# Material provided start
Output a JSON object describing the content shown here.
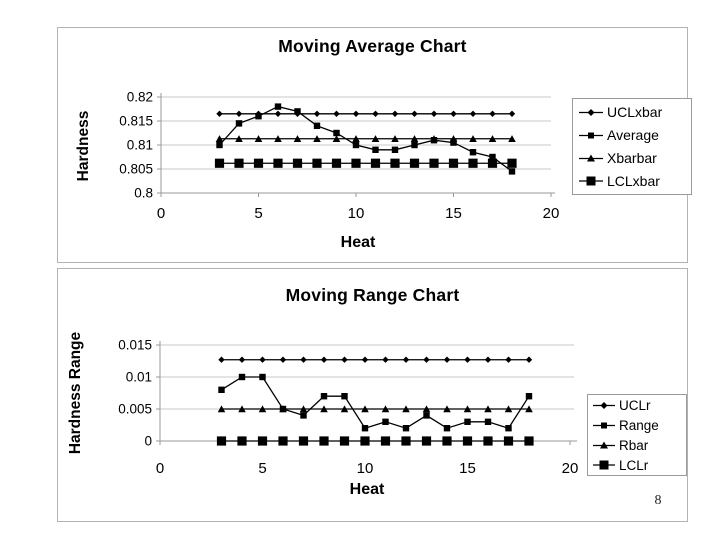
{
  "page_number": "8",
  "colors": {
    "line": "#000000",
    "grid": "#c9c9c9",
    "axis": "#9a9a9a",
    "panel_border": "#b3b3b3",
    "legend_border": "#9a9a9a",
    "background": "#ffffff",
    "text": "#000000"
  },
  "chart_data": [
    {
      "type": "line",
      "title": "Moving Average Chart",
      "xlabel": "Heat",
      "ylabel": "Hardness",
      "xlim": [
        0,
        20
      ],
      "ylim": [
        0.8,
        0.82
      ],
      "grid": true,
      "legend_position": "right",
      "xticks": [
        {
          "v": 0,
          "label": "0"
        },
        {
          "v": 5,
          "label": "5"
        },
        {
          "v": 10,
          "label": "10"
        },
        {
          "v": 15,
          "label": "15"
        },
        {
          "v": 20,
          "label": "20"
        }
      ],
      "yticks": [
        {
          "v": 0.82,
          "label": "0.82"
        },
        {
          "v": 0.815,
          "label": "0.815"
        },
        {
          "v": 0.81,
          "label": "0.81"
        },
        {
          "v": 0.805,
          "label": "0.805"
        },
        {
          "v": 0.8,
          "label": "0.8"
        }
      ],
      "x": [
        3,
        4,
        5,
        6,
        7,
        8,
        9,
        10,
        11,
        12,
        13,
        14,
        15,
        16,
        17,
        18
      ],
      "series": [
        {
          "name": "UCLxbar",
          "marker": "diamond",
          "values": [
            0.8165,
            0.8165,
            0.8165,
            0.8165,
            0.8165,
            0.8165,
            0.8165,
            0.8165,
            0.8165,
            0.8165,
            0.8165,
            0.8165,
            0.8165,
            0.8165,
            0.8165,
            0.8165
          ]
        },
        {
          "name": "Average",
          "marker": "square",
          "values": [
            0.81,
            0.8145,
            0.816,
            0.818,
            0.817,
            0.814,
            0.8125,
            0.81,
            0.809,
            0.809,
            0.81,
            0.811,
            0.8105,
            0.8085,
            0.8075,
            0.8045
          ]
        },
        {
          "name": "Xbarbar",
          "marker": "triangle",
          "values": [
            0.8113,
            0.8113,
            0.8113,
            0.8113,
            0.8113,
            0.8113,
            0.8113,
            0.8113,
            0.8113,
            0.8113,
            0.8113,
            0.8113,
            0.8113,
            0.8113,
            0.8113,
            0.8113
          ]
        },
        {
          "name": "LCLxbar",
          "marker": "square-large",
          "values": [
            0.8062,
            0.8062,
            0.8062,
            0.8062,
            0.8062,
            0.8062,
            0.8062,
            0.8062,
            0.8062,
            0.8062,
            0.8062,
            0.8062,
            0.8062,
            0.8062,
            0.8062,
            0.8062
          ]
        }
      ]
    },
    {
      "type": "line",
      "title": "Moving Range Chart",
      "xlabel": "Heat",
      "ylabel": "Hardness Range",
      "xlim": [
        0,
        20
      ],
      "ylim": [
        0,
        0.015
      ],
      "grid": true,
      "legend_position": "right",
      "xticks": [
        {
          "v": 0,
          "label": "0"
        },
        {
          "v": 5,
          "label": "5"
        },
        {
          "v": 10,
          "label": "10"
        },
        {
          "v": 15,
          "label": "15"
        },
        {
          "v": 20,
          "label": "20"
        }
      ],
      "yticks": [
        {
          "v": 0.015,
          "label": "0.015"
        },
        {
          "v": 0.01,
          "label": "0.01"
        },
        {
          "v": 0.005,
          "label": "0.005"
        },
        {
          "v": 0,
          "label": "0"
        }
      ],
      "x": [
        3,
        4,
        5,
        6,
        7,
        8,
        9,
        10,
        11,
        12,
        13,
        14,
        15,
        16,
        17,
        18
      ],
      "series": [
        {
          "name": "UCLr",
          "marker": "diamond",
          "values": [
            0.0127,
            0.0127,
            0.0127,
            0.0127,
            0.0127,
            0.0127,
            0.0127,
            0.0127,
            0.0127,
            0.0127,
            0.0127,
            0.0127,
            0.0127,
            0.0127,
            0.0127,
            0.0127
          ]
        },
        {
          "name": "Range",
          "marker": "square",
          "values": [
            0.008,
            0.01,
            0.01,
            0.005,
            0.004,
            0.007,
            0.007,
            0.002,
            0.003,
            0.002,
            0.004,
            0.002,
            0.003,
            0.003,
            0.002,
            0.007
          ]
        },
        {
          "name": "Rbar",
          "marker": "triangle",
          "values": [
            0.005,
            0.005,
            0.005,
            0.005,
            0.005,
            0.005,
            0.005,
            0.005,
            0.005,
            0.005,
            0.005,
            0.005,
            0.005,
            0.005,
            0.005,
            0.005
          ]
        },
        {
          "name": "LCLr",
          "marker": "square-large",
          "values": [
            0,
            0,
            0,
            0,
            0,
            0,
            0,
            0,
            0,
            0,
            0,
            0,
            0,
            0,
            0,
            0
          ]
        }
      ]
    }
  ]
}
# Material provided end
» **Short exercise**
In the entries above, find every line with the word "title" and list it.

» **Task output**
      "title": "Moving Average Chart",
      "title": "Moving Range Chart",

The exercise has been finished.